==== Records for the task

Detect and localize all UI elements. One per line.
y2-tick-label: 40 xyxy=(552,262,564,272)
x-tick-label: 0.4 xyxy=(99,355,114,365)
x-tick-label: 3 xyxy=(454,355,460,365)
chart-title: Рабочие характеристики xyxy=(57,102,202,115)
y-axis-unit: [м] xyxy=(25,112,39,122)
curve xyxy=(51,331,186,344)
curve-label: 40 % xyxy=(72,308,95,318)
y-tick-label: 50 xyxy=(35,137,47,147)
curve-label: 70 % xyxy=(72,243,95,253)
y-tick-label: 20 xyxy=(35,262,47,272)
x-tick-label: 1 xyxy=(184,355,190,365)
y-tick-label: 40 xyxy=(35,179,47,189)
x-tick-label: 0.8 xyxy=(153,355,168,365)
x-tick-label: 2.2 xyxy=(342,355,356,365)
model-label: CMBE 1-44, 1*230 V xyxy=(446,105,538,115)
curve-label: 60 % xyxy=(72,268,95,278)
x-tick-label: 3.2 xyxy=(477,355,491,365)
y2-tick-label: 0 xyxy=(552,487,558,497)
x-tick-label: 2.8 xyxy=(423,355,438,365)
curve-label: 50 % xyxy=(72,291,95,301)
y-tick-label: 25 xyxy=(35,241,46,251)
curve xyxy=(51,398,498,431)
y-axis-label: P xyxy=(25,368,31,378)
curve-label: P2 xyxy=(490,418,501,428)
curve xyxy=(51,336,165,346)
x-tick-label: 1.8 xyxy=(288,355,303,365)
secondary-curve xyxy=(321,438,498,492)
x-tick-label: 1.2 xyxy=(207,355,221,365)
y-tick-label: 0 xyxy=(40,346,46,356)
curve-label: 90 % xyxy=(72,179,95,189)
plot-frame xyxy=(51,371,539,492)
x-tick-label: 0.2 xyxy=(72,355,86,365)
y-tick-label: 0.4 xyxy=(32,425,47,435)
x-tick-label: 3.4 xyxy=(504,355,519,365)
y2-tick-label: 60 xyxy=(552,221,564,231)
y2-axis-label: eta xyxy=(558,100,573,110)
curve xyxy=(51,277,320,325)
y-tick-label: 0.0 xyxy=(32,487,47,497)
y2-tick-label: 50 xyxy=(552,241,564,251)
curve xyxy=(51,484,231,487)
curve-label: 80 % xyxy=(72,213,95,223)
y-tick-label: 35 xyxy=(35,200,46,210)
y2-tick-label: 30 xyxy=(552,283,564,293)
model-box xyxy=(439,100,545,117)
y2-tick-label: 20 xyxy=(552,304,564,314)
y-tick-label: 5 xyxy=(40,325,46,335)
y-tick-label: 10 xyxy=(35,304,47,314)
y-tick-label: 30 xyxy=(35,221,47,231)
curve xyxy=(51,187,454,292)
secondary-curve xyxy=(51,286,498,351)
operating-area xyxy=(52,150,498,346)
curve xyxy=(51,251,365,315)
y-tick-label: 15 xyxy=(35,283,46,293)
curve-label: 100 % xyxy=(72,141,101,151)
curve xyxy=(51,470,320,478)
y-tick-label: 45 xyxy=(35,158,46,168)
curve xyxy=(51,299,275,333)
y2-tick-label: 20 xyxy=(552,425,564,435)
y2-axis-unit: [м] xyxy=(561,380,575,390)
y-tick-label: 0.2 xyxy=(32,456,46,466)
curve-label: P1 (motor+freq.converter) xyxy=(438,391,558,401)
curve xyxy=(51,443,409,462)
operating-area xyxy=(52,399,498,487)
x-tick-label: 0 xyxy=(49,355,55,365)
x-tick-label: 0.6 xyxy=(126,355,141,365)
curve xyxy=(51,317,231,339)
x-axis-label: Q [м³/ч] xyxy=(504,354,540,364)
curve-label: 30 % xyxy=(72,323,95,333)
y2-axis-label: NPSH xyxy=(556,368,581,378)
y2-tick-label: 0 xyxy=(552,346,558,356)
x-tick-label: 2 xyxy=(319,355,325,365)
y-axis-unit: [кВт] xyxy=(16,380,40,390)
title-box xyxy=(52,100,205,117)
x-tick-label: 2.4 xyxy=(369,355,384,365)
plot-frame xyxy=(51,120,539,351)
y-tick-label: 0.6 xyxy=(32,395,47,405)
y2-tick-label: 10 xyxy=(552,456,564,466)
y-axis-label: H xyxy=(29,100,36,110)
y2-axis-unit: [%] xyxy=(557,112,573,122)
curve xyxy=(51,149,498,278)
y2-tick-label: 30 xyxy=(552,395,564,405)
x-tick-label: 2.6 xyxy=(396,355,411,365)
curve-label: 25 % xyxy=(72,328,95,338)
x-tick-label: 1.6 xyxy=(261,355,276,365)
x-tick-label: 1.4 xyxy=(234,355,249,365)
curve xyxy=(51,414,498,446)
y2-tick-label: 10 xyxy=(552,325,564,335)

========
==== Records for the task

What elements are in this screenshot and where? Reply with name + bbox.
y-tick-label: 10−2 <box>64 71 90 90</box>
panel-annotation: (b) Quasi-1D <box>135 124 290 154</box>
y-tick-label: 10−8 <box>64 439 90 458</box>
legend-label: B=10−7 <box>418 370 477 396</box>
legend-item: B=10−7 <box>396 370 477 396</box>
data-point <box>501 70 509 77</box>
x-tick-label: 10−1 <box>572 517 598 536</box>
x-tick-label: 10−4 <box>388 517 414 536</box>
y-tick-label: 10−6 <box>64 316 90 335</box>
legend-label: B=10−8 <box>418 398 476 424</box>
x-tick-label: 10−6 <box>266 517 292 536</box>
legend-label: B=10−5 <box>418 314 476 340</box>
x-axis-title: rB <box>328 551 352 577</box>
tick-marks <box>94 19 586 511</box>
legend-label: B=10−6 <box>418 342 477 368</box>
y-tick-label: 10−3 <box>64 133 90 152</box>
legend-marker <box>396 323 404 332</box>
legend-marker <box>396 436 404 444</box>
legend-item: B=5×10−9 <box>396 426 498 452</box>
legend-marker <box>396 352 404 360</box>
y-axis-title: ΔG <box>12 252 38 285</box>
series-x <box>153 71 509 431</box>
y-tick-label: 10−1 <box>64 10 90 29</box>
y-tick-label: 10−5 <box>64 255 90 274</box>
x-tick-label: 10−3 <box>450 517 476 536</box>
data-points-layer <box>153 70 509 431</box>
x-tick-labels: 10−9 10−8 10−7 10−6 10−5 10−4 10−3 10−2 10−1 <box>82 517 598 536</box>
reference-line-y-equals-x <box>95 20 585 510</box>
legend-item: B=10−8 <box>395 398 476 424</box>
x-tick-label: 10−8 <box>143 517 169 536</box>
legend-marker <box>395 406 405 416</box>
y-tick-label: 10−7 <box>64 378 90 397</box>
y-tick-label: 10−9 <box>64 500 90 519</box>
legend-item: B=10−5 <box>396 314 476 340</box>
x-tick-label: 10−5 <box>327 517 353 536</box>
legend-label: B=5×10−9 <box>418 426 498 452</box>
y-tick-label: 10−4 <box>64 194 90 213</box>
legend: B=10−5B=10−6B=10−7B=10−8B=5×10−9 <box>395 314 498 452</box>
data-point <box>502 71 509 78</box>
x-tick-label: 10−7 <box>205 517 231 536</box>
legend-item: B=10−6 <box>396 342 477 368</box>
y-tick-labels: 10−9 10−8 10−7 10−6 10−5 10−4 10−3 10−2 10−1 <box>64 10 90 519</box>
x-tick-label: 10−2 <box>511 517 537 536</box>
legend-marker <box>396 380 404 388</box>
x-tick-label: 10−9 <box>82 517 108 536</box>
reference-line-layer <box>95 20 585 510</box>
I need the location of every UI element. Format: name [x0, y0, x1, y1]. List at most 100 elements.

========

* Set exercise: Retype the entries above without any changes, everything from the line containing "What elements are" down to the line containing "x-tick-label: 10−8 <box>143 517 169 536</box>", both of those lines included.

* Solution:
What elements are in this screenshot and where? Reply with name + bbox.
y-tick-label: 10−2 <box>64 71 90 90</box>
panel-annotation: (b) Quasi-1D <box>135 124 290 154</box>
y-tick-label: 10−8 <box>64 439 90 458</box>
legend-label: B=10−7 <box>418 370 477 396</box>
legend-item: B=10−7 <box>396 370 477 396</box>
data-point <box>501 70 509 77</box>
x-tick-label: 10−1 <box>572 517 598 536</box>
x-tick-label: 10−4 <box>388 517 414 536</box>
y-tick-label: 10−6 <box>64 316 90 335</box>
legend-label: B=10−8 <box>418 398 476 424</box>
x-tick-label: 10−6 <box>266 517 292 536</box>
legend-label: B=10−5 <box>418 314 476 340</box>
x-axis-title: rB <box>328 551 352 577</box>
tick-marks <box>94 19 586 511</box>
legend-label: B=10−6 <box>418 342 477 368</box>
y-tick-label: 10−3 <box>64 133 90 152</box>
legend-marker <box>396 323 404 332</box>
legend-marker <box>396 436 404 444</box>
legend-item: B=5×10−9 <box>396 426 498 452</box>
legend-marker <box>396 352 404 360</box>
y-axis-title: ΔG <box>12 252 38 285</box>
series-x <box>153 71 509 431</box>
y-tick-label: 10−1 <box>64 10 90 29</box>
y-tick-label: 10−5 <box>64 255 90 274</box>
x-tick-label: 10−3 <box>450 517 476 536</box>
data-points-layer <box>153 70 509 431</box>
x-tick-labels: 10−9 10−8 10−7 10−6 10−5 10−4 10−3 10−2 10−1 <box>82 517 598 536</box>
reference-line-y-equals-x <box>95 20 585 510</box>
legend-item: B=10−8 <box>395 398 476 424</box>
x-tick-label: 10−8 <box>143 517 169 536</box>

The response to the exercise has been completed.